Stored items
** begin **

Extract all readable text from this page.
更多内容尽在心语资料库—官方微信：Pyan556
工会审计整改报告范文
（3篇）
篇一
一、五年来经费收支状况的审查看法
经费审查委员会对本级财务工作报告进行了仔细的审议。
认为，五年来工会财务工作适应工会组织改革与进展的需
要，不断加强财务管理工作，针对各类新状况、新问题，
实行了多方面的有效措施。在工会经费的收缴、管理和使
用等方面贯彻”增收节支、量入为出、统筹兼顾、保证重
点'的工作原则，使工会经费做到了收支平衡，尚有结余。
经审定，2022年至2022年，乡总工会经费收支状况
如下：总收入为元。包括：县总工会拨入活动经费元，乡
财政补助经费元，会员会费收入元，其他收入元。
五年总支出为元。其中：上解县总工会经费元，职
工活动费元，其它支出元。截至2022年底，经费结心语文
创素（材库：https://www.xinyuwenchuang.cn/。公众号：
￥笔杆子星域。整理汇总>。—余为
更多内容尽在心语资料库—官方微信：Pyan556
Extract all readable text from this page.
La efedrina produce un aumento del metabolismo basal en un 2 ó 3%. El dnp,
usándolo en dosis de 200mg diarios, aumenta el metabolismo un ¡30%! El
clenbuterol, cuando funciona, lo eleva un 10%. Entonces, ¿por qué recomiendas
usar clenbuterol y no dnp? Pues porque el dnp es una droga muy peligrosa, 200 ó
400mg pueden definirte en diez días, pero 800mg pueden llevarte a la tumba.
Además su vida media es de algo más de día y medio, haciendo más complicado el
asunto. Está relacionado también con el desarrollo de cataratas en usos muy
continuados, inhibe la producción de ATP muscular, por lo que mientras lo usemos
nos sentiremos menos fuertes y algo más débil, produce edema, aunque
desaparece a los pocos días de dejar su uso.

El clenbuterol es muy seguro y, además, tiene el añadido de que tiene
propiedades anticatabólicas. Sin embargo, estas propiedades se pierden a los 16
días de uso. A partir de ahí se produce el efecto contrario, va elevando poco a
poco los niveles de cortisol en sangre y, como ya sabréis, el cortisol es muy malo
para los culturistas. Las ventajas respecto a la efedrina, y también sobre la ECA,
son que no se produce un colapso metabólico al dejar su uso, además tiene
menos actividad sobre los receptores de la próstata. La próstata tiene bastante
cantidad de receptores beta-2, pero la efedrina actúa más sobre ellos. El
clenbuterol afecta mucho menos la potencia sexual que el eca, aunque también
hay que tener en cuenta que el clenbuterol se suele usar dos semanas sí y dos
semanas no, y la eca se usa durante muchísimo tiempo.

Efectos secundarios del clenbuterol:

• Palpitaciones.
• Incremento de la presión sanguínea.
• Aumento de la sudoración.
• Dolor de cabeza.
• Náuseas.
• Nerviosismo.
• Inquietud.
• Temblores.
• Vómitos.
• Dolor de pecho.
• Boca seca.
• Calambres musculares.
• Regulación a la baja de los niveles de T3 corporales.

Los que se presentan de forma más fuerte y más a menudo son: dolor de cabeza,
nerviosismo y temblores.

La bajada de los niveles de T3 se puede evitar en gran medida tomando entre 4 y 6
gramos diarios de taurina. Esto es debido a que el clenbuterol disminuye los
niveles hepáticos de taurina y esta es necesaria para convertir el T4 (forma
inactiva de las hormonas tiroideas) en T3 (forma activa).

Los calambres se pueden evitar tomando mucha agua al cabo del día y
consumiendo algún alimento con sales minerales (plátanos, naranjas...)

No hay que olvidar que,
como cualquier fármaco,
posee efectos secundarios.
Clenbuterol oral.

** end **

- **DESCRIPTION OF THE TASK**
Repeat the records above exactly.

- **RESPONSE BELOW**
Extract all readable text from this page.
更多内容尽在心语资料库—官方微信：Pyan556
工会审计整改报告范文
（3篇）
篇一
一、五年来经费收支状况的审查看法
经费审查委员会对本级财务工作报告进行了仔细的审议。
认为，五年来工会财务工作适应工会组织改革与进展的需
要，不断加强财务管理工作，针对各类新状况、新问题，
实行了多方面的有效措施。在工会经费的收缴、管理和使
用等方面贯彻”增收节支、量入为出、统筹兼顾、保证重
点'的工作原则，使工会经费做到了收支平衡，尚有结余。
经审定，2022年至2022年，乡总工会经费收支状况
如下：总收入为元。包括：县总工会拨入活动经费元，乡
财政补助经费元，会员会费收入元，其他收入元。
五年总支出为元。其中：上解县总工会经费元，职
工活动费元，其它支出元。截至2022年底，经费结心语文
创素（材库：https://www.xinyuwenchuang.cn/。公众号：
￥笔杆子星域。整理汇总>。—余为
更多内容尽在心语资料库—官方微信：Pyan556
Extract all readable text from this page.
La efedrina produce un aumento del metabolismo basal en un 2 ó 3%. El dnp,
usándolo en dosis de 200mg diarios, aumenta el metabolismo un ¡30%! El
clenbuterol, cuando funciona, lo eleva un 10%. Entonces, ¿por qué recomiendas
usar clenbuterol y no dnp? Pues porque el dnp es una droga muy peligrosa, 200 ó
400mg pueden definirte en diez días, pero 800mg pueden llevarte a la tumba.
Además su vida media es de algo más de día y medio, haciendo más complicado el
asunto. Está relacionado también con el desarrollo de cataratas en usos muy
continuados, inhibe la producción de ATP muscular, por lo que mientras lo usemos
nos sentiremos menos fuertes y algo más débil, produce edema, aunque
desaparece a los pocos días de dejar su uso.

El clenbuterol es muy seguro y, además, tiene el añadido de que tiene
propiedades anticatabólicas. Sin embargo, estas propiedades se pierden a los 16
días de uso. A partir de ahí se produce el efecto contrario, va elevando poco a
poco los niveles de cortisol en sangre y, como ya sabréis, el cortisol es muy malo
para los culturistas. Las ventajas respecto a la efedrina, y también sobre la ECA,
son que no se produce un colapso metabólico al dejar su uso, además tiene
menos actividad sobre los receptores de la próstata. La próstata tiene bastante
cantidad de receptores beta-2, pero la efedrina actúa más sobre ellos. El
clenbuterol afecta mucho menos la potencia sexual que el eca, aunque también
hay que tener en cuenta que el clenbuterol se suele usar dos semanas sí y dos
semanas no, y la eca se usa durante muchísimo tiempo.

Efectos secundarios del clenbuterol:

• Palpitaciones.
• Incremento de la presión sanguínea.
• Aumento de la sudoración.
• Dolor de cabeza.
• Náuseas.
• Nerviosismo.
• Inquietud.
• Temblores.
• Vómitos.
• Dolor de pecho.
• Boca seca.
• Calambres musculares.
• Regulación a la baja de los niveles de T3 corporales.

Los que se presentan de forma más fuerte y más a menudo son: dolor de cabeza,
nerviosismo y temblores.

La bajada de los niveles de T3 se puede evitar en gran medida tomando entre 4 y 6
gramos diarios de taurina. Esto es debido a que el clenbuterol disminuye los
niveles hepáticos de taurina y esta es necesaria para convertir el T4 (forma
inactiva de las hormonas tiroideas) en T3 (forma activa).

Los calambres se pueden evitar tomando mucha agua al cabo del día y
consumiendo algún alimento con sales minerales (plátanos, naranjas...)

No hay que olvidar que,
como cualquier fármaco,
posee efectos secundarios.
Clenbuterol oral.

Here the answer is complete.